→ **Supplied material**
• • • •

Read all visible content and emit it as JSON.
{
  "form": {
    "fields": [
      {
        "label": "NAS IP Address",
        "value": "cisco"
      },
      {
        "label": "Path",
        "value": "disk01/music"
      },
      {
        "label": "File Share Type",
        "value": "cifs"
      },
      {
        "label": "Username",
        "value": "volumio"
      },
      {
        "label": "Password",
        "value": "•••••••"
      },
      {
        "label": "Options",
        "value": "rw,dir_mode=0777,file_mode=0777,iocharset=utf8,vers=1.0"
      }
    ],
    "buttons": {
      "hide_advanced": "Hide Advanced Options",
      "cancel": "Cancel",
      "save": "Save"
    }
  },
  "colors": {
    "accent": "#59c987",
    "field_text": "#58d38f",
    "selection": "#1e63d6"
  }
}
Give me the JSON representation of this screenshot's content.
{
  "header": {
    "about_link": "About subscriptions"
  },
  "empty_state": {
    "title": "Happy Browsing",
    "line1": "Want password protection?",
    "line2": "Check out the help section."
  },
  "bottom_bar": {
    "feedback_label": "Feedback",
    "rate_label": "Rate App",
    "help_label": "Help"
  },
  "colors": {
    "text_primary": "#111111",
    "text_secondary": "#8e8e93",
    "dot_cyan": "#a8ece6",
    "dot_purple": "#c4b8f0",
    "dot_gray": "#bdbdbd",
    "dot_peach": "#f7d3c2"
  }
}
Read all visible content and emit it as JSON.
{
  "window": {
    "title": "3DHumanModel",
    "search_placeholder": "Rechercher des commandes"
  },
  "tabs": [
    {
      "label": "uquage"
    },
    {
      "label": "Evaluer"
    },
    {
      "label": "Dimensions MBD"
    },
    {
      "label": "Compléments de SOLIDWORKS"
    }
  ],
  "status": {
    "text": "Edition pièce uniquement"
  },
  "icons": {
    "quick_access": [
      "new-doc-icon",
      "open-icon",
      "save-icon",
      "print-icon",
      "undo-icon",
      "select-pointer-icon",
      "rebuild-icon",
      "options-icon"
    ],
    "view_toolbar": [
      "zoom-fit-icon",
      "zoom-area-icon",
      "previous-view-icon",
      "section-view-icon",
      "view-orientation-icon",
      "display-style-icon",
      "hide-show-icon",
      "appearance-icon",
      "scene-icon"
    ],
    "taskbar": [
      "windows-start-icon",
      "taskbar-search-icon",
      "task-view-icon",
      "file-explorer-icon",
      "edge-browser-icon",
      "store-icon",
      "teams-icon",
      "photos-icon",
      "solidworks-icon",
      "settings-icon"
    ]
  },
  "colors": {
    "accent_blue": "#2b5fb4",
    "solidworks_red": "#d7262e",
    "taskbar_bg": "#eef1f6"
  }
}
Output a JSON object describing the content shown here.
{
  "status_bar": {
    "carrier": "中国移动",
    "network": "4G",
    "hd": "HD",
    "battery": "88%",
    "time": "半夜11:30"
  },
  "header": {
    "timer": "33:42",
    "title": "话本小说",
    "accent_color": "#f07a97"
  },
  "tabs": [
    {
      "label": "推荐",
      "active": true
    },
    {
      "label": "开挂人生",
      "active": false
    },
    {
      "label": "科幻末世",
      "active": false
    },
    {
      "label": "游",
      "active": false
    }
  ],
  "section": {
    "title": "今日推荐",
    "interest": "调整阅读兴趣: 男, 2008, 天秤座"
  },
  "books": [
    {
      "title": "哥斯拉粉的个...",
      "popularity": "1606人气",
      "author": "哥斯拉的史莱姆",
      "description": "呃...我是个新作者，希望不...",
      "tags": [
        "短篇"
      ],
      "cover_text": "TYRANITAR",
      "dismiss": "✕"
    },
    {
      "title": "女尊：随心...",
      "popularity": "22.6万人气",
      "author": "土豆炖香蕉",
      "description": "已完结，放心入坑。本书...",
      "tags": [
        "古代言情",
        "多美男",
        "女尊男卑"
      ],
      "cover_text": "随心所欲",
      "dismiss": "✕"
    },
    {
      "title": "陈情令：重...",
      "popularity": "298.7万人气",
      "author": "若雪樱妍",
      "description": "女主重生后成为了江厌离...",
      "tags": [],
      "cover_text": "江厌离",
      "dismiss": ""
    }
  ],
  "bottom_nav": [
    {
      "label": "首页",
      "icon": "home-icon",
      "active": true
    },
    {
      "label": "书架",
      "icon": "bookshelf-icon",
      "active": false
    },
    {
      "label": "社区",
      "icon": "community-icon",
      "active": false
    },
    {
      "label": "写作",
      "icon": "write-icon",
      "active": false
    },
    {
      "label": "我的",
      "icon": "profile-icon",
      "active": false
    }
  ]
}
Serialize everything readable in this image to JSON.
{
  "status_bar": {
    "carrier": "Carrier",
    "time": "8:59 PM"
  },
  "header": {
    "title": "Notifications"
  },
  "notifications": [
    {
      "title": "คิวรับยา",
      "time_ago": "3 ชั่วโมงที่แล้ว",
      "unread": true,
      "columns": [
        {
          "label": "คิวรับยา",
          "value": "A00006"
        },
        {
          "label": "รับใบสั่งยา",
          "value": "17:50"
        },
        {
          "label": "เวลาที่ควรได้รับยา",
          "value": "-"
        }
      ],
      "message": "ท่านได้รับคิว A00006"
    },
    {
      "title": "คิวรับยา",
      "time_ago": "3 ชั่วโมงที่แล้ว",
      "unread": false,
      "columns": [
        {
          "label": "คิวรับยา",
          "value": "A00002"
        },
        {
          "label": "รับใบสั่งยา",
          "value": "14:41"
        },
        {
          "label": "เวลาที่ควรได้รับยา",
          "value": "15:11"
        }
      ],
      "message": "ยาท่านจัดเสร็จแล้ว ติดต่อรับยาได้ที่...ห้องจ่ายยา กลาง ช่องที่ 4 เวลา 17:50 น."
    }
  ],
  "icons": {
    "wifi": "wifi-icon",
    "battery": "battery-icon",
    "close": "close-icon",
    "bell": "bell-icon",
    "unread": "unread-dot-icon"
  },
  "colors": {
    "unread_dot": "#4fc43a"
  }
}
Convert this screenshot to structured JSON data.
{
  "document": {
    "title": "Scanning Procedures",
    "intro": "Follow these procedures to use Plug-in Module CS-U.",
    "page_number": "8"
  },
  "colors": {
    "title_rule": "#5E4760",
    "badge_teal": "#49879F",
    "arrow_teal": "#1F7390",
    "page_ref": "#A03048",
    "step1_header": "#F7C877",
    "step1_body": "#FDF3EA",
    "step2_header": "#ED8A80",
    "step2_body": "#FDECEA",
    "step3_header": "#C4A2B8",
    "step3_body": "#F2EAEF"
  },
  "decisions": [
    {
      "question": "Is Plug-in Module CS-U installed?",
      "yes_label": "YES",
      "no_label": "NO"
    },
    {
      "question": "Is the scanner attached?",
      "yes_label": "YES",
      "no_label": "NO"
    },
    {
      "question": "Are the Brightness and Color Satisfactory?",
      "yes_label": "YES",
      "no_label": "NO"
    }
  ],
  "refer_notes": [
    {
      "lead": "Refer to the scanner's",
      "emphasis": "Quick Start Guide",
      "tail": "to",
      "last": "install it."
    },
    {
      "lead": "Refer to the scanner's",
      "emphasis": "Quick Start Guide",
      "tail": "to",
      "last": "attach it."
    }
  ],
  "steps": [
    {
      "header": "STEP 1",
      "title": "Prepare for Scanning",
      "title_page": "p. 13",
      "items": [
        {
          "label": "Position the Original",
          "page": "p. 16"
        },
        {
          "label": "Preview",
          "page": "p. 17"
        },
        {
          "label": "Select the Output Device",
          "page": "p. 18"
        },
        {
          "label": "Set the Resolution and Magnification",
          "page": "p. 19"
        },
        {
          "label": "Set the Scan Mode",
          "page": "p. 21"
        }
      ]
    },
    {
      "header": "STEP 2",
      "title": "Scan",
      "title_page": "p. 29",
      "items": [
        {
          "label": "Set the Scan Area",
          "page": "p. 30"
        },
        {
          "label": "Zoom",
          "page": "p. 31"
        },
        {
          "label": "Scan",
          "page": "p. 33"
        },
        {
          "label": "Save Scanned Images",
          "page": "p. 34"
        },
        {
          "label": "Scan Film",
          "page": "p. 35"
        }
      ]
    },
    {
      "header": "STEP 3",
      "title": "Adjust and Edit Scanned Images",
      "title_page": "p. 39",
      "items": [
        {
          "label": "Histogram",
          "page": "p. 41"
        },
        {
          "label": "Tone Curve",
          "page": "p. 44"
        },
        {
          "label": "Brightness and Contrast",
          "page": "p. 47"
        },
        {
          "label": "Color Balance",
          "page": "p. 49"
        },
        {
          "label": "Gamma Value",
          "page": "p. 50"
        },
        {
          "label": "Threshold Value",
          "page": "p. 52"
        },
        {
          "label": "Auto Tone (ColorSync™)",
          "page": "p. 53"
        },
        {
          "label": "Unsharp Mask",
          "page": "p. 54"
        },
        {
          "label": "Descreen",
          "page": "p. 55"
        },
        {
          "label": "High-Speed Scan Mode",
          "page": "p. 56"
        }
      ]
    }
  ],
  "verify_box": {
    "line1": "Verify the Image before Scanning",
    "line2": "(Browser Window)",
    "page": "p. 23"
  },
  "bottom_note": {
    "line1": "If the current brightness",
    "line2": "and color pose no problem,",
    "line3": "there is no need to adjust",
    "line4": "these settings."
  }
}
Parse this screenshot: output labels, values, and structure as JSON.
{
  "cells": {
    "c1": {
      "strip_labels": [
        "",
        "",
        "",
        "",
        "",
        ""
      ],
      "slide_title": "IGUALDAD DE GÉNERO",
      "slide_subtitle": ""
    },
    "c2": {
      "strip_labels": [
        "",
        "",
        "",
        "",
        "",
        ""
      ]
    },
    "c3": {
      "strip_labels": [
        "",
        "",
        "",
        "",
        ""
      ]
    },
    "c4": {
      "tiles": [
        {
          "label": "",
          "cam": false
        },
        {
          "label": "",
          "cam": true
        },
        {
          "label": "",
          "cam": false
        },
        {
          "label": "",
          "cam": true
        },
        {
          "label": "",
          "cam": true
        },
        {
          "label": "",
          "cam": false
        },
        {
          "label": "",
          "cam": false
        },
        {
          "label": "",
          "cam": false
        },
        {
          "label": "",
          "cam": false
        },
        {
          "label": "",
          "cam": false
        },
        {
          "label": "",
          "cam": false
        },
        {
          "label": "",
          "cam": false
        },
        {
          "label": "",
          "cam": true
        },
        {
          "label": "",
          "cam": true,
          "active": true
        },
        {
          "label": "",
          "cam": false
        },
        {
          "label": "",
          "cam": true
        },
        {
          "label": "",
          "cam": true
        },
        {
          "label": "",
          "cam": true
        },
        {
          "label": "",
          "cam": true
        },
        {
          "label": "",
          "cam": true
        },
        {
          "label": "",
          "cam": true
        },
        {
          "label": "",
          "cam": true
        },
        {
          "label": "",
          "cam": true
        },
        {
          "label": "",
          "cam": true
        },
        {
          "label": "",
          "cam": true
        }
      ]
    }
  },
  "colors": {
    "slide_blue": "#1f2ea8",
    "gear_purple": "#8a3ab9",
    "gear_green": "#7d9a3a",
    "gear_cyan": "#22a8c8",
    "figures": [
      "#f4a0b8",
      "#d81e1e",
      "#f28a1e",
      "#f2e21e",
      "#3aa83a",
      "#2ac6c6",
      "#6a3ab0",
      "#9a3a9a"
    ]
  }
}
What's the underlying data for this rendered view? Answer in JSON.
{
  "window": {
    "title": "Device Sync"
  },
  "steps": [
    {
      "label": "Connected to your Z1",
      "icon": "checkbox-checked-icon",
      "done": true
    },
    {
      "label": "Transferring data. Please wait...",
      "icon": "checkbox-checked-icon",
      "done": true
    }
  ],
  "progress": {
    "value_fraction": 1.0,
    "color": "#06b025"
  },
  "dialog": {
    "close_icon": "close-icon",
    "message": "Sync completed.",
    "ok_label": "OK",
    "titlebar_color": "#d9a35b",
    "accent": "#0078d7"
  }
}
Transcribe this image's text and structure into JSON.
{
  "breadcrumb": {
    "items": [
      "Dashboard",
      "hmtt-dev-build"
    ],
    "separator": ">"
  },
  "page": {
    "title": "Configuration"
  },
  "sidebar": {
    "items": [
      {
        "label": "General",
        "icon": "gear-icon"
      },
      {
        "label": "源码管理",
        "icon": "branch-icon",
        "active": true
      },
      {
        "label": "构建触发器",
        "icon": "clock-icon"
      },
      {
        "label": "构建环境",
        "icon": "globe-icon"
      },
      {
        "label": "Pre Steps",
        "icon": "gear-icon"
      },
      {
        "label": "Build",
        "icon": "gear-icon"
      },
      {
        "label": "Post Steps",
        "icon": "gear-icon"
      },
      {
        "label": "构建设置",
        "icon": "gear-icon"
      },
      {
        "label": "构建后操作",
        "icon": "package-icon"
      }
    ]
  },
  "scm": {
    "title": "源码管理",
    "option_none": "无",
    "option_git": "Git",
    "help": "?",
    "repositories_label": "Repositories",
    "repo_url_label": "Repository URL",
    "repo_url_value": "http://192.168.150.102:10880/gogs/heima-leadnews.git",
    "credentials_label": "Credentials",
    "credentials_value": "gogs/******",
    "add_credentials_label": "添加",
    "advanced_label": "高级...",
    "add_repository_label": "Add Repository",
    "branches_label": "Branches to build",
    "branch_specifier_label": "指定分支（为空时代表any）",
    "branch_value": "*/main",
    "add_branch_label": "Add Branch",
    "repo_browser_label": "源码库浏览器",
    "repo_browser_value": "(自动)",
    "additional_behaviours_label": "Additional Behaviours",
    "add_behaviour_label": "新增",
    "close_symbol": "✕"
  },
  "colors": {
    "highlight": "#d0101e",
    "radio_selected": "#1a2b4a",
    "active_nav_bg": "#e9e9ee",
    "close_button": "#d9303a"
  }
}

• • • •

→ **Given instruction**
Return all lines of the material above in which the word "Device" occurs.

→ **Full solution**
          "label": "Select the Output Device",
    "title": "Device Sync"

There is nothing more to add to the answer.